● **Task to carry out**: Exactly as given, repeat all of the entries.

● **Record extracts**:
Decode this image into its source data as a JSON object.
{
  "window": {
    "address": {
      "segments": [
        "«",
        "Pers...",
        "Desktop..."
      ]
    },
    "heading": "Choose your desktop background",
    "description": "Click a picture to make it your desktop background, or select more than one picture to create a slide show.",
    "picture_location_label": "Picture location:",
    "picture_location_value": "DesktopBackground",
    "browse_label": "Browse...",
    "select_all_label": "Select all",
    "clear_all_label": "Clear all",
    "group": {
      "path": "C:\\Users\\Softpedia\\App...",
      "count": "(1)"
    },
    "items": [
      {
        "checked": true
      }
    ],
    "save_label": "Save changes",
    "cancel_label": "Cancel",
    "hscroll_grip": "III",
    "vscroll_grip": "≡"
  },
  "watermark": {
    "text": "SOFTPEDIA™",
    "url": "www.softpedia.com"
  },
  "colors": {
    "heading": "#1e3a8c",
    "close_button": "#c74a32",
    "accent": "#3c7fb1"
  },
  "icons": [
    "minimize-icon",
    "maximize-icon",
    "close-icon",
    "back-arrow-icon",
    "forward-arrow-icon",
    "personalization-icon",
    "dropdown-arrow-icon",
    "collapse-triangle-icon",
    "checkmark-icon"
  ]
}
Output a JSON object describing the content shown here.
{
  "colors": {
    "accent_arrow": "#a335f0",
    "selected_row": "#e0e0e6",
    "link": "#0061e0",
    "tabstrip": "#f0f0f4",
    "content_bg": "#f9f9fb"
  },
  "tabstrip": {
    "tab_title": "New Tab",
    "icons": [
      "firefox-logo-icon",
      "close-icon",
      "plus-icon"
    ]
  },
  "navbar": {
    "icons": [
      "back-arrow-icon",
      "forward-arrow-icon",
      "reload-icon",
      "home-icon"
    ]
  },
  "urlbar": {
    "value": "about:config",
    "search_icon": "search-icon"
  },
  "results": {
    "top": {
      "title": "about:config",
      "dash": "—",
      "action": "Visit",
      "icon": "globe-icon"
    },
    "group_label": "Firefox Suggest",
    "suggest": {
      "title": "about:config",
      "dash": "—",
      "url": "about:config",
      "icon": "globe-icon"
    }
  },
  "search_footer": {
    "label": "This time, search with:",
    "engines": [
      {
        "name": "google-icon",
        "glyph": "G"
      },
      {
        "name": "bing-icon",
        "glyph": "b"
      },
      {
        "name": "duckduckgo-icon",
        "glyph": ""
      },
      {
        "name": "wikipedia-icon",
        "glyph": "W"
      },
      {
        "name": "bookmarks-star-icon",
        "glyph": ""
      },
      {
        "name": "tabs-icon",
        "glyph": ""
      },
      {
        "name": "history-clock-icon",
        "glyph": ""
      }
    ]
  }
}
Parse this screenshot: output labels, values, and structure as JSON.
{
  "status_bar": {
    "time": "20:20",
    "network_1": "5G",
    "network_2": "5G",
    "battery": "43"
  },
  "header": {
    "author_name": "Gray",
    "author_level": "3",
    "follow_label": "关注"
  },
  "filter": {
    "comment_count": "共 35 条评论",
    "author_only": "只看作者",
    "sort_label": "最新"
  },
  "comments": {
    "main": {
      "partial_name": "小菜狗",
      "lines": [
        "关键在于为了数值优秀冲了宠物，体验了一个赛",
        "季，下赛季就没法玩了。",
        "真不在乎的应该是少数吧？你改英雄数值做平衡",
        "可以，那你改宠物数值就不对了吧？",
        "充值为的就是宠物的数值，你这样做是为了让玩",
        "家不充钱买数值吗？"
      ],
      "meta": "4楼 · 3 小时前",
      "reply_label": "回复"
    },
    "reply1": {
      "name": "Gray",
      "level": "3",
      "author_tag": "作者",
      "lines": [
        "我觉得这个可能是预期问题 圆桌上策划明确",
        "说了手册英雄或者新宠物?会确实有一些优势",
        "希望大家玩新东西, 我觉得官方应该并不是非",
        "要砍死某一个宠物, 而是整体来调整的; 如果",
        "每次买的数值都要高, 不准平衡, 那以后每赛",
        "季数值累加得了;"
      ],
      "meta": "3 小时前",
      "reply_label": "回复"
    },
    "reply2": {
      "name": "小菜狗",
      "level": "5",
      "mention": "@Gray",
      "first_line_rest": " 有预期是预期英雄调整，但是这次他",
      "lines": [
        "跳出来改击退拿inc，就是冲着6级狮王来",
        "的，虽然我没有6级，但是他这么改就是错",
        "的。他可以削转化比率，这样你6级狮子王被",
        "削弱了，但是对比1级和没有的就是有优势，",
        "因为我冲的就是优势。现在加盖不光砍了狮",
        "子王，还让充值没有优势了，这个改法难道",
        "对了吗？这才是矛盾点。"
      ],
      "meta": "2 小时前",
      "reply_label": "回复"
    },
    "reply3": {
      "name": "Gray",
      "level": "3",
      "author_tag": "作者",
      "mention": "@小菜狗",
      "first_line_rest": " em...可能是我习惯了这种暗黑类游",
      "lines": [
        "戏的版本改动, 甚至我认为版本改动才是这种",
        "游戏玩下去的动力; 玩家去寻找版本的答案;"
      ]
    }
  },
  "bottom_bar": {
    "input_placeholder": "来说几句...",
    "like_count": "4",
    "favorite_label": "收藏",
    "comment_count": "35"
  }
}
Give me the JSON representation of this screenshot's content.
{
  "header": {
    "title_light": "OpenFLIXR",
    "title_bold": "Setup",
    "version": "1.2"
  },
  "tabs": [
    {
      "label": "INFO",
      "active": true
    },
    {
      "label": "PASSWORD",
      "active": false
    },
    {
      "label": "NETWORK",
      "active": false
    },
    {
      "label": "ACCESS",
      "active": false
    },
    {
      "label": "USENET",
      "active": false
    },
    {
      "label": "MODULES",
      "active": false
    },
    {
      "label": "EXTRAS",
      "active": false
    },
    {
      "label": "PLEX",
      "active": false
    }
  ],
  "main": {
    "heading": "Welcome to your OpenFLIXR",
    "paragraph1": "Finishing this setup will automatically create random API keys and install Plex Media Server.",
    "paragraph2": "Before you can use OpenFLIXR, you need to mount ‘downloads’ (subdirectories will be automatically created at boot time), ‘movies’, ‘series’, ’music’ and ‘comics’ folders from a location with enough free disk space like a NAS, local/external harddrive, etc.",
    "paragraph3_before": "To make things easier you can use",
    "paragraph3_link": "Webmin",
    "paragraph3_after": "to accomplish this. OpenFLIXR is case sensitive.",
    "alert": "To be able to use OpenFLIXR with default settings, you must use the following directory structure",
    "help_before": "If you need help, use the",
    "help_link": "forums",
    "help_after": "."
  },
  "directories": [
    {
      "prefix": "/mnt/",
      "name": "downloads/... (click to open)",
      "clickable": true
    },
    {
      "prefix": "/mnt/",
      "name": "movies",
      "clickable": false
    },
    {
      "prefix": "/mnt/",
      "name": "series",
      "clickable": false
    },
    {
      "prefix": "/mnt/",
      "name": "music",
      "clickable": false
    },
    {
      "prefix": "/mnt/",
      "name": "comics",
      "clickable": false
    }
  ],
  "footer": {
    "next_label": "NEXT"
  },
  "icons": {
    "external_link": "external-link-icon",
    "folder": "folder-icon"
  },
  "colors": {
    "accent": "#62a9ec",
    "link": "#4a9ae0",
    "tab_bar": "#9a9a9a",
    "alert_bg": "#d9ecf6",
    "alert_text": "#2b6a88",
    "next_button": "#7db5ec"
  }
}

● **The completed task**:
Decode this image into its source data as a JSON object.
{
  "window": {
    "address": {
      "segments": [
        "«",
        "Pers...",
        "Desktop..."
      ]
    },
    "heading": "Choose your desktop background",
    "description": "Click a picture to make it your desktop background, or select more than one picture to create a slide show.",
    "picture_location_label": "Picture location:",
    "picture_location_value": "DesktopBackground",
    "browse_label": "Browse...",
    "select_all_label": "Select all",
    "clear_all_label": "Clear all",
    "group": {
      "path": "C:\\Users\\Softpedia\\App...",
      "count": "(1)"
    },
    "items": [
      {
        "checked": true
      }
    ],
    "save_label": "Save changes",
    "cancel_label": "Cancel",
    "hscroll_grip": "III",
    "vscroll_grip": "≡"
  },
  "watermark": {
    "text": "SOFTPEDIA™",
    "url": "www.softpedia.com"
  },
  "colors": {
    "heading": "#1e3a8c",
    "close_button": "#c74a32",
    "accent": "#3c7fb1"
  },
  "icons": [
    "minimize-icon",
    "maximize-icon",
    "close-icon",
    "back-arrow-icon",
    "forward-arrow-icon",
    "personalization-icon",
    "dropdown-arrow-icon",
    "collapse-triangle-icon",
    "checkmark-icon"
  ]
}
Output a JSON object describing the content shown here.
{
  "colors": {
    "accent_arrow": "#a335f0",
    "selected_row": "#e0e0e6",
    "link": "#0061e0",
    "tabstrip": "#f0f0f4",
    "content_bg": "#f9f9fb"
  },
  "tabstrip": {
    "tab_title": "New Tab",
    "icons": [
      "firefox-logo-icon",
      "close-icon",
      "plus-icon"
    ]
  },
  "navbar": {
    "icons": [
      "back-arrow-icon",
      "forward-arrow-icon",
      "reload-icon",
      "home-icon"
    ]
  },
  "urlbar": {
    "value": "about:config",
    "search_icon": "search-icon"
  },
  "results": {
    "top": {
      "title": "about:config",
      "dash": "—",
      "action": "Visit",
      "icon": "globe-icon"
    },
    "group_label": "Firefox Suggest",
    "suggest": {
      "title": "about:config",
      "dash": "—",
      "url": "about:config",
      "icon": "globe-icon"
    }
  },
  "search_footer": {
    "label": "This time, search with:",
    "engines": [
      {
        "name": "google-icon",
        "glyph": "G"
      },
      {
        "name": "bing-icon",
        "glyph": "b"
      },
      {
        "name": "duckduckgo-icon",
        "glyph": ""
      },
      {
        "name": "wikipedia-icon",
        "glyph": "W"
      },
      {
        "name": "bookmarks-star-icon",
        "glyph": ""
      },
      {
        "name": "tabs-icon",
        "glyph": ""
      },
      {
        "name": "history-clock-icon",
        "glyph": ""
      }
    ]
  }
}
Parse this screenshot: output labels, values, and structure as JSON.
{
  "status_bar": {
    "time": "20:20",
    "network_1": "5G",
    "network_2": "5G",
    "battery": "43"
  },
  "header": {
    "author_name": "Gray",
    "author_level": "3",
    "follow_label": "关注"
  },
  "filter": {
    "comment_count": "共 35 条评论",
    "author_only": "只看作者",
    "sort_label": "最新"
  },
  "comments": {
    "main": {
      "partial_name": "小菜狗",
      "lines": [
        "关键在于为了数值优秀冲了宠物，体验了一个赛",
        "季，下赛季就没法玩了。",
        "真不在乎的应该是少数吧？你改英雄数值做平衡",
        "可以，那你改宠物数值就不对了吧？",
        "充值为的就是宠物的数值，你这样做是为了让玩",
        "家不充钱买数值吗？"
      ],
      "meta": "4楼 · 3 小时前",
      "reply_label": "回复"
    },
    "reply1": {
      "name": "Gray",
      "level": "3",
      "author_tag": "作者",
      "lines": [
        "我觉得这个可能是预期问题 圆桌上策划明确",
        "说了手册英雄或者新宠物?会确实有一些优势",
        "希望大家玩新东西, 我觉得官方应该并不是非",
        "要砍死某一个宠物, 而是整体来调整的; 如果",
        "每次买的数值都要高, 不准平衡, 那以后每赛",
        "季数值累加得了;"
      ],
      "meta": "3 小时前",
      "reply_label": "回复"
    },
    "reply2": {
      "name": "小菜狗",
      "level": "5",
      "mention": "@Gray",
      "first_line_rest": " 有预期是预期英雄调整，但是这次他",
      "lines": [
        "跳出来改击退拿inc，就是冲着6级狮王来",
        "的，虽然我没有6级，但是他这么改就是错",
        "的。他可以削转化比率，这样你6级狮子王被",
        "削弱了，但是对比1级和没有的就是有优势，",
        "因为我冲的就是优势。现在加盖不光砍了狮",
        "子王，还让充值没有优势了，这个改法难道",
        "对了吗？这才是矛盾点。"
      ],
      "meta": "2 小时前",
      "reply_label": "回复"
    },
    "reply3": {
      "name": "Gray",
      "level": "3",
      "author_tag": "作者",
      "mention": "@小菜狗",
      "first_line_rest": " em...可能是我习惯了这种暗黑类游",
      "lines": [
        "戏的版本改动, 甚至我认为版本改动才是这种",
        "游戏玩下去的动力; 玩家去寻找版本的答案;"
      ]
    }
  },
  "bottom_bar": {
    "input_placeholder": "来说几句...",
    "like_count": "4",
    "favorite_label": "收藏",
    "comment_count": "35"
  }
}
Give me the JSON representation of this screenshot's content.
{
  "header": {
    "title_light": "OpenFLIXR",
    "title_bold": "Setup",
    "version": "1.2"
  },
  "tabs": [
    {
      "label": "INFO",
      "active": true
    },
    {
      "label": "PASSWORD",
      "active": false
    },
    {
      "label": "NETWORK",
      "active": false
    },
    {
      "label": "ACCESS",
      "active": false
    },
    {
      "label": "USENET",
      "active": false
    },
    {
      "label": "MODULES",
      "active": false
    },
    {
      "label": "EXTRAS",
      "active": false
    },
    {
      "label": "PLEX",
      "active": false
    }
  ],
  "main": {
    "heading": "Welcome to your OpenFLIXR",
    "paragraph1": "Finishing this setup will automatically create random API keys and install Plex Media Server.",
    "paragraph2": "Before you can use OpenFLIXR, you need to mount ‘downloads’ (subdirectories will be automatically created at boot time), ‘movies’, ‘series’, ’music’ and ‘comics’ folders from a location with enough free disk space like a NAS, local/external harddrive, etc.",
    "paragraph3_before": "To make things easier you can use",
    "paragraph3_link": "Webmin",
    "paragraph3_after": "to accomplish this. OpenFLIXR is case sensitive.",
    "alert": "To be able to use OpenFLIXR with default settings, you must use the following directory structure",
    "help_before": "If you need help, use the",
    "help_link": "forums",
    "help_after": "."
  },
  "directories": [
    {
      "prefix": "/mnt/",
      "name": "downloads/... (click to open)",
      "clickable": true
    },
    {
      "prefix": "/mnt/",
      "name": "movies",
      "clickable": false
    },
    {
      "prefix": "/mnt/",
      "name": "series",
      "clickable": false
    },
    {
      "prefix": "/mnt/",
      "name": "music",
      "clickable": false
    },
    {
      "prefix": "/mnt/",
      "name": "comics",
      "clickable": false
    }
  ],
  "footer": {
    "next_label": "NEXT"
  },
  "icons": {
    "external_link": "external-link-icon",
    "folder": "folder-icon"
  },
  "colors": {
    "accent": "#62a9ec",
    "link": "#4a9ae0",
    "tab_bar": "#9a9a9a",
    "alert_bg": "#d9ecf6",
    "alert_text": "#2b6a88",
    "next_button": "#7db5ec"
  }
}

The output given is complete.